Can all of these lines be returned exactly?

>>

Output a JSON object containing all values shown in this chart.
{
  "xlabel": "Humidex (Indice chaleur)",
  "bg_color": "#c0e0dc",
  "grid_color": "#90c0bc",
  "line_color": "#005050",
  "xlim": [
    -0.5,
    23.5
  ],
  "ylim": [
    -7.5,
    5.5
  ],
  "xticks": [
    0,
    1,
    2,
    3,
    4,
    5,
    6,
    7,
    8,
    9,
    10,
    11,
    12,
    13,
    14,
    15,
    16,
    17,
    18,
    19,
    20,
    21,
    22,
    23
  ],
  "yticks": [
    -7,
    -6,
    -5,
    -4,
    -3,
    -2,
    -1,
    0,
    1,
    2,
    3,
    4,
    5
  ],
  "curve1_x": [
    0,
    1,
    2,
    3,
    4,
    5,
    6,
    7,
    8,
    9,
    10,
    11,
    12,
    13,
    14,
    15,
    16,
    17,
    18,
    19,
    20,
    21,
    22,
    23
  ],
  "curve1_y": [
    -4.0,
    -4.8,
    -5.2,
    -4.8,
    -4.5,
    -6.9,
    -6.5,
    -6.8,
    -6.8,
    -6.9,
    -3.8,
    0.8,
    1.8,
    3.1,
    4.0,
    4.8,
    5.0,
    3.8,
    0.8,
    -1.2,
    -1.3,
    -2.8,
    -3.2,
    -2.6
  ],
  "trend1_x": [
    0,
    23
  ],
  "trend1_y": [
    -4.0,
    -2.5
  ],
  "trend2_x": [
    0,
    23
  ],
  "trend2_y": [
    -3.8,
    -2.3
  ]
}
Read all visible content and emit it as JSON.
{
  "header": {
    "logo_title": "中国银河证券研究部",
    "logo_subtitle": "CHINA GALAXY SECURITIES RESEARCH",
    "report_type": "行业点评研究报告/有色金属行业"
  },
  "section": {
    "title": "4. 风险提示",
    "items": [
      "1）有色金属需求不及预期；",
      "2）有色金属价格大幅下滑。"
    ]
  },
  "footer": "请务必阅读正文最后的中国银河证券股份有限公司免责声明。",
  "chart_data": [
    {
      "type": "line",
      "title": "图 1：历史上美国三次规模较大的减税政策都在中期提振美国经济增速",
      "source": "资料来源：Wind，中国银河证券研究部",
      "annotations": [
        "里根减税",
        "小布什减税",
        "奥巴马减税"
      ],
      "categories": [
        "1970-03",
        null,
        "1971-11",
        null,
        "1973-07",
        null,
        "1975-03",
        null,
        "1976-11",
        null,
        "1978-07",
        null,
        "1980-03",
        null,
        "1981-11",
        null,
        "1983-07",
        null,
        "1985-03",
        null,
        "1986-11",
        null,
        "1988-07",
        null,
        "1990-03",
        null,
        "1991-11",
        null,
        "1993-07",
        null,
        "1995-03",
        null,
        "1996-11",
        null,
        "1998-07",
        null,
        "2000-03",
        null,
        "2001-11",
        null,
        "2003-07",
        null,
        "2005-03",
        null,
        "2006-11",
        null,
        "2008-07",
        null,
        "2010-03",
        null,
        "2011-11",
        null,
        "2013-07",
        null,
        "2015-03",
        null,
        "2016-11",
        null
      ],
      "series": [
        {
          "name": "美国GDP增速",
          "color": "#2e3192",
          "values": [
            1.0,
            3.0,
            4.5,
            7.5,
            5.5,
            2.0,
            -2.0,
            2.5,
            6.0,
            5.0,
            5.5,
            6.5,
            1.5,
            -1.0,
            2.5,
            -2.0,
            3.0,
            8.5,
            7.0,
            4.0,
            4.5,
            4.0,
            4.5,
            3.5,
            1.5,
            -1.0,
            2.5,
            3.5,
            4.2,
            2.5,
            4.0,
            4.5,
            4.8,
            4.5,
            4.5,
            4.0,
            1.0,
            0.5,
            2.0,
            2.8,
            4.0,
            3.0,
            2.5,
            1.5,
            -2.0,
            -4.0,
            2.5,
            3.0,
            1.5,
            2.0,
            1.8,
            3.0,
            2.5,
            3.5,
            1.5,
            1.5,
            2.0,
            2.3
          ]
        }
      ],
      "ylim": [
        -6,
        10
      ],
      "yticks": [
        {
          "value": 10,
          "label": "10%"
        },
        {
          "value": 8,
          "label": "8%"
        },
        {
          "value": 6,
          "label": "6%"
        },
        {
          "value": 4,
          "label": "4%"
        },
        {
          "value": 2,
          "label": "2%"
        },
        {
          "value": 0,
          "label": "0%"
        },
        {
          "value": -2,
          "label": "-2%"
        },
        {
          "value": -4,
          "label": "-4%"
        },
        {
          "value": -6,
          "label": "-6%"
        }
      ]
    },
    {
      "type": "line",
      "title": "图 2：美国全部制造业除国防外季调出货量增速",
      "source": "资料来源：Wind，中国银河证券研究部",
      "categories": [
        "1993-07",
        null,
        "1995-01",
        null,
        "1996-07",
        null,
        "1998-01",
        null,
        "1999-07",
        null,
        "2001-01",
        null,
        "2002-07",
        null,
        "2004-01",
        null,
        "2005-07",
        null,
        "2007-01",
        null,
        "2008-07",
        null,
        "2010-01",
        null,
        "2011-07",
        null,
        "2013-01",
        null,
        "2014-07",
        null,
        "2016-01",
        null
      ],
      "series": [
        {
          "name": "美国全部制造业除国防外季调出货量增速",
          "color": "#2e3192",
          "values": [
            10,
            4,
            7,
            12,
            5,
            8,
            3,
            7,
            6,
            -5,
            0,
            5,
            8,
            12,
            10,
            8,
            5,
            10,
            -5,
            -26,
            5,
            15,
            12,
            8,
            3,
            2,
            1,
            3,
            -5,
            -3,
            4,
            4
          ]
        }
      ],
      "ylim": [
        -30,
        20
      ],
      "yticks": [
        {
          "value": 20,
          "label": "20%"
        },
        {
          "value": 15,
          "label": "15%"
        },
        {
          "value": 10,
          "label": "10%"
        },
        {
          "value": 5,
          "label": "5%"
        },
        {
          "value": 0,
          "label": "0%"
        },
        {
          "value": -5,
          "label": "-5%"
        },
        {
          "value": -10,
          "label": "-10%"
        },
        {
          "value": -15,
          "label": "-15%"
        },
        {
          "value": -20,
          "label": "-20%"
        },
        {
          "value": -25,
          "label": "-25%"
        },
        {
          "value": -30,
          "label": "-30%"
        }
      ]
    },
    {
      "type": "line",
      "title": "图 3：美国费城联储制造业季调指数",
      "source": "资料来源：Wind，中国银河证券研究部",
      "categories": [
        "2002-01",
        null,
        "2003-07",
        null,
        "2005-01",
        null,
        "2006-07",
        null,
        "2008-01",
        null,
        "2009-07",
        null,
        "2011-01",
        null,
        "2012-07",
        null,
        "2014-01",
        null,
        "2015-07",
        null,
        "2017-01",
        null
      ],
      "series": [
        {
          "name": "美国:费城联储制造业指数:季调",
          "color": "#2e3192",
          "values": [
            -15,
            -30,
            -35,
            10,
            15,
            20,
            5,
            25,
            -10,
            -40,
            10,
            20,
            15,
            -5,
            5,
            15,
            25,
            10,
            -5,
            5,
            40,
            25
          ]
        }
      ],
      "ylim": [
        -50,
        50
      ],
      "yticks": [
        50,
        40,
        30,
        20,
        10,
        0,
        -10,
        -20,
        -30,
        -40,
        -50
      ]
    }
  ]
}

<<

(Solution for this task):
Output a JSON object containing all values shown in this chart.
{
  "xlabel": "Humidex (Indice chaleur)",
  "bg_color": "#c0e0dc",
  "grid_color": "#90c0bc",
  "line_color": "#005050",
  "xlim": [
    -0.5,
    23.5
  ],
  "ylim": [
    -7.5,
    5.5
  ],
  "xticks": [
    0,
    1,
    2,
    3,
    4,
    5,
    6,
    7,
    8,
    9,
    10,
    11,
    12,
    13,
    14,
    15,
    16,
    17,
    18,
    19,
    20,
    21,
    22,
    23
  ],
  "yticks": [
    -7,
    -6,
    -5,
    -4,
    -3,
    -2,
    -1,
    0,
    1,
    2,
    3,
    4,
    5
  ],
  "curve1_x": [
    0,
    1,
    2,
    3,
    4,
    5,
    6,
    7,
    8,
    9,
    10,
    11,
    12,
    13,
    14,
    15,
    16,
    17,
    18,
    19,
    20,
    21,
    22,
    23
  ],
  "curve1_y": [
    -4.0,
    -4.8,
    -5.2,
    -4.8,
    -4.5,
    -6.9,
    -6.5,
    -6.8,
    -6.8,
    -6.9,
    -3.8,
    0.8,
    1.8,
    3.1,
    4.0,
    4.8,
    5.0,
    3.8,
    0.8,
    -1.2,
    -1.3,
    -2.8,
    -3.2,
    -2.6
  ],
  "trend1_x": [
    0,
    23
  ],
  "trend1_y": [
    -4.0,
    -2.5
  ],
  "trend2_x": [
    0,
    23
  ],
  "trend2_y": [
    -3.8,
    -2.3
  ]
}
Read all visible content and emit it as JSON.
{
  "header": {
    "logo_title": "中国银河证券研究部",
    "logo_subtitle": "CHINA GALAXY SECURITIES RESEARCH",
    "report_type": "行业点评研究报告/有色金属行业"
  },
  "section": {
    "title": "4. 风险提示",
    "items": [
      "1）有色金属需求不及预期；",
      "2）有色金属价格大幅下滑。"
    ]
  },
  "footer": "请务必阅读正文最后的中国银河证券股份有限公司免责声明。",
  "chart_data": [
    {
      "type": "line",
      "title": "图 1：历史上美国三次规模较大的减税政策都在中期提振美国经济增速",
      "source": "资料来源：Wind，中国银河证券研究部",
      "annotations": [
        "里根减税",
        "小布什减税",
        "奥巴马减税"
      ],
      "categories": [
        "1970-03",
        null,
        "1971-11",
        null,
        "1973-07",
        null,
        "1975-03",
        null,
        "1976-11",
        null,
        "1978-07",
        null,
        "1980-03",
        null,
        "1981-11",
        null,
        "1983-07",
        null,
        "1985-03",
        null,
        "1986-11",
        null,
        "1988-07",
        null,
        "1990-03",
        null,
        "1991-11",
        null,
        "1993-07",
        null,
        "1995-03",
        null,
        "1996-11",
        null,
        "1998-07",
        null,
        "2000-03",
        null,
        "2001-11",
        null,
        "2003-07",
        null,
        "2005-03",
        null,
        "2006-11",
        null,
        "2008-07",
        null,
        "2010-03",
        null,
        "2011-11",
        null,
        "2013-07",
        null,
        "2015-03",
        null,
        "2016-11",
        null
      ],
      "series": [
        {
          "name": "美国GDP增速",
          "color": "#2e3192",
          "values": [
            1.0,
            3.0,
            4.5,
            7.5,
            5.5,
            2.0,
            -2.0,
            2.5,
            6.0,
            5.0,
            5.5,
            6.5,
            1.5,
            -1.0,
            2.5,
            -2.0,
            3.0,
            8.5,
            7.0,
            4.0,
            4.5,
            4.0,
            4.5,
            3.5,
            1.5,
            -1.0,
            2.5,
            3.5,
            4.2,
            2.5,
            4.0,
            4.5,
            4.8,
            4.5,
            4.5,
            4.0,
            1.0,
            0.5,
            2.0,
            2.8,
            4.0,
            3.0,
            2.5,
            1.5,
            -2.0,
            -4.0,
            2.5,
            3.0,
            1.5,
            2.0,
            1.8,
            3.0,
            2.5,
            3.5,
            1.5,
            1.5,
            2.0,
            2.3
          ]
        }
      ],
      "ylim": [
        -6,
        10
      ],
      "yticks": [
        {
          "value": 10,
          "label": "10%"
        },
        {
          "value": 8,
          "label": "8%"
        },
        {
          "value": 6,
          "label": "6%"
        },
        {
          "value": 4,
          "label": "4%"
        },
        {
          "value": 2,
          "label": "2%"
        },
        {
          "value": 0,
          "label": "0%"
        },
        {
          "value": -2,
          "label": "-2%"
        },
        {
          "value": -4,
          "label": "-4%"
        },
        {
          "value": -6,
          "label": "-6%"
        }
      ]
    },
    {
      "type": "line",
      "title": "图 2：美国全部制造业除国防外季调出货量增速",
      "source": "资料来源：Wind，中国银河证券研究部",
      "categories": [
        "1993-07",
        null,
        "1995-01",
        null,
        "1996-07",
        null,
        "1998-01",
        null,
        "1999-07",
        null,
        "2001-01",
        null,
        "2002-07",
        null,
        "2004-01",
        null,
        "2005-07",
        null,
        "2007-01",
        null,
        "2008-07",
        null,
        "2010-01",
        null,
        "2011-07",
        null,
        "2013-01",
        null,
        "2014-07",
        null,
        "2016-01",
        null
      ],
      "series": [
        {
          "name": "美国全部制造业除国防外季调出货量增速",
          "color": "#2e3192",
          "values": [
            10,
            4,
            7,
            12,
            5,
            8,
            3,
            7,
            6,
            -5,
            0,
            5,
            8,
            12,
            10,
            8,
            5,
            10,
            -5,
            -26,
            5,
            15,
            12,
            8,
            3,
            2,
            1,
            3,
            -5,
            -3,
            4,
            4
          ]
        }
      ],
      "ylim": [
        -30,
        20
      ],
      "yticks": [
        {
          "value": 20,
          "label": "20%"
        },
        {
          "value": 15,
          "label": "15%"
        },
        {
          "value": 10,
          "label": "10%"
        },
        {
          "value": 5,
          "label": "5%"
        },
        {
          "value": 0,
          "label": "0%"
        },
        {
          "value": -5,
          "label": "-5%"
        },
        {
          "value": -10,
          "label": "-10%"
        },
        {
          "value": -15,
          "label": "-15%"
        },
        {
          "value": -20,
          "label": "-20%"
        },
        {
          "value": -25,
          "label": "-25%"
        },
        {
          "value": -30,
          "label": "-30%"
        }
      ]
    },
    {
      "type": "line",
      "title": "图 3：美国费城联储制造业季调指数",
      "source": "资料来源：Wind，中国银河证券研究部",
      "categories": [
        "2002-01",
        null,
        "2003-07",
        null,
        "2005-01",
        null,
        "2006-07",
        null,
        "2008-01",
        null,
        "2009-07",
        null,
        "2011-01",
        null,
        "2012-07",
        null,
        "2014-01",
        null,
        "2015-07",
        null,
        "2017-01",
        null
      ],
      "series": [
        {
          "name": "美国:费城联储制造业指数:季调",
          "color": "#2e3192",
          "values": [
            -15,
            -30,
            -35,
            10,
            15,
            20,
            5,
            25,
            -10,
            -40,
            10,
            20,
            15,
            -5,
            5,
            15,
            25,
            10,
            -5,
            5,
            40,
            25
          ]
        }
      ],
      "ylim": [
        -50,
        50
      ],
      "yticks": [
        50,
        40,
        30,
        20,
        10,
        0,
        -10,
        -20,
        -30,
        -40,
        -50
      ]
    }
  ]
}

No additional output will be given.